* start RAW DATA *
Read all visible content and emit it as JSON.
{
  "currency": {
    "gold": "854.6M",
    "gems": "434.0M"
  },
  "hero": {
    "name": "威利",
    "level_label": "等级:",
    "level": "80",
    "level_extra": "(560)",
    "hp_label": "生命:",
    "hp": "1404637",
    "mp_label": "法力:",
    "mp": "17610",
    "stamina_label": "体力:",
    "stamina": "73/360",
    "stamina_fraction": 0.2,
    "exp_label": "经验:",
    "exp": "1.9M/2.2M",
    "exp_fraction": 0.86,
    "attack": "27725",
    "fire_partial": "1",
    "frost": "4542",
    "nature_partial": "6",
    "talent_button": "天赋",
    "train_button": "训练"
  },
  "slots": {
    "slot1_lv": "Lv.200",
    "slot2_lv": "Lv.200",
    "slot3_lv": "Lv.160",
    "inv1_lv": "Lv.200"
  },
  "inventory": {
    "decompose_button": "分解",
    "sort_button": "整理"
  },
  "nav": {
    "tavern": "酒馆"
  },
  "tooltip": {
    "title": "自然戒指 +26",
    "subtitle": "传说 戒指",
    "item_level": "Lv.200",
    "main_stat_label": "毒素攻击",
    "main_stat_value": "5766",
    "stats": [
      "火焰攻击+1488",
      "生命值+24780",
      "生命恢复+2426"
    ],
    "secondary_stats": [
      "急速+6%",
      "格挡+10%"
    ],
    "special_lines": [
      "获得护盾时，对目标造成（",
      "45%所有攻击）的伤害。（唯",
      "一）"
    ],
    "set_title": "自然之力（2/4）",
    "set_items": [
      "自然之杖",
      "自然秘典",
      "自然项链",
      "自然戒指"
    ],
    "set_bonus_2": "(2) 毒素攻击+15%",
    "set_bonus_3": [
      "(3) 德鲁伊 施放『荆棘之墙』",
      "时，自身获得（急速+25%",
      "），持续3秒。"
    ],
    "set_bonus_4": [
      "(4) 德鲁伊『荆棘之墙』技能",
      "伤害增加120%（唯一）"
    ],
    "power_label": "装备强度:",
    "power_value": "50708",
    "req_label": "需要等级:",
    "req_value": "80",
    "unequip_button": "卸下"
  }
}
* end RAW DATA *
**AIM:** Exactly reproduce all of the entries.

**THE COMPLETED TASK:**
Read all visible content and emit it as JSON.
{
  "currency": {
    "gold": "854.6M",
    "gems": "434.0M"
  },
  "hero": {
    "name": "威利",
    "level_label": "等级:",
    "level": "80",
    "level_extra": "(560)",
    "hp_label": "生命:",
    "hp": "1404637",
    "mp_label": "法力:",
    "mp": "17610",
    "stamina_label": "体力:",
    "stamina": "73/360",
    "stamina_fraction": 0.2,
    "exp_label": "经验:",
    "exp": "1.9M/2.2M",
    "exp_fraction": 0.86,
    "attack": "27725",
    "fire_partial": "1",
    "frost": "4542",
    "nature_partial": "6",
    "talent_button": "天赋",
    "train_button": "训练"
  },
  "slots": {
    "slot1_lv": "Lv.200",
    "slot2_lv": "Lv.200",
    "slot3_lv": "Lv.160",
    "inv1_lv": "Lv.200"
  },
  "inventory": {
    "decompose_button": "分解",
    "sort_button": "整理"
  },
  "nav": {
    "tavern": "酒馆"
  },
  "tooltip": {
    "title": "自然戒指 +26",
    "subtitle": "传说 戒指",
    "item_level": "Lv.200",
    "main_stat_label": "毒素攻击",
    "main_stat_value": "5766",
    "stats": [
      "火焰攻击+1488",
      "生命值+24780",
      "生命恢复+2426"
    ],
    "secondary_stats": [
      "急速+6%",
      "格挡+10%"
    ],
    "special_lines": [
      "获得护盾时，对目标造成（",
      "45%所有攻击）的伤害。（唯",
      "一）"
    ],
    "set_title": "自然之力（2/4）",
    "set_items": [
      "自然之杖",
      "自然秘典",
      "自然项链",
      "自然戒指"
    ],
    "set_bonus_2": "(2) 毒素攻击+15%",
    "set_bonus_3": [
      "(3) 德鲁伊 施放『荆棘之墙』",
      "时，自身获得（急速+25%",
      "），持续3秒。"
    ],
    "set_bonus_4": [
      "(4) 德鲁伊『荆棘之墙』技能",
      "伤害增加120%（唯一）"
    ],
    "power_label": "装备强度:",
    "power_value": "50708",
    "req_label": "需要等级:",
    "req_value": "80",
    "unequip_button": "卸下"
  }
}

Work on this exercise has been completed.